#### [THE TASK]
Reproduce the listing below in its entirety. Change nothing.

#### [SOURCE DATA]
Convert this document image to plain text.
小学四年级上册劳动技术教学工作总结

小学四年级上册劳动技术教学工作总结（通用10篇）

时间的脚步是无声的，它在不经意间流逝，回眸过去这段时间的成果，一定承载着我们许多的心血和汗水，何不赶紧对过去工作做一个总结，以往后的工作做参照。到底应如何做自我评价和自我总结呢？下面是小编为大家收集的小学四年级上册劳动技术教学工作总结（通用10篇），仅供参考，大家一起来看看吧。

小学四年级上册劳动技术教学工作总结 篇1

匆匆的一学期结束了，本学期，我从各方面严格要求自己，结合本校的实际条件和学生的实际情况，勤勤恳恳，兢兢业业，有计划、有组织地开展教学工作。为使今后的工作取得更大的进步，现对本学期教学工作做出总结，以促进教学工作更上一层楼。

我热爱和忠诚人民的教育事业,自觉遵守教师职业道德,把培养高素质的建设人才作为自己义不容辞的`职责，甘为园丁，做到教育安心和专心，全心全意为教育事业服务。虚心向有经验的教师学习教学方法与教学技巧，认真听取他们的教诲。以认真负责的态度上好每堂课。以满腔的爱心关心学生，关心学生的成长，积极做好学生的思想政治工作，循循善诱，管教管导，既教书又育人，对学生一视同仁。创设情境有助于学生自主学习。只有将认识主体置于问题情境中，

#### [RESULT OF THE TASK]
Convert this document image to plain text.
小学四年级上册劳动技术教学工作总结

小学四年级上册劳动技术教学工作总结（通用10篇）

时间的脚步是无声的，它在不经意间流逝，回眸过去这段时间的成果，一定承载着我们许多的心血和汗水，何不赶紧对过去工作做一个总结，以往后的工作做参照。到底应如何做自我评价和自我总结呢？下面是小编为大家收集的小学四年级上册劳动技术教学工作总结（通用10篇），仅供参考，大家一起来看看吧。

小学四年级上册劳动技术教学工作总结 篇1

匆匆的一学期结束了，本学期，我从各方面严格要求自己，结合本校的实际条件和学生的实际情况，勤勤恳恳，兢兢业业，有计划、有组织地开展教学工作。为使今后的工作取得更大的进步，现对本学期教学工作做出总结，以促进教学工作更上一层楼。

我热爱和忠诚人民的教育事业,自觉遵守教师职业道德,把培养高素质的建设人才作为自己义不容辞的`职责，甘为园丁，做到教育安心和专心，全心全意为教育事业服务。虚心向有经验的教师学习教学方法与教学技巧，认真听取他们的教诲。以认真负责的态度上好每堂课。以满腔的爱心关心学生，关心学生的成长，积极做好学生的思想政治工作，循循善诱，管教管导，既教书又育人，对学生一视同仁。创设情境有助于学生自主学习。只有将认识主体置于问题情境中，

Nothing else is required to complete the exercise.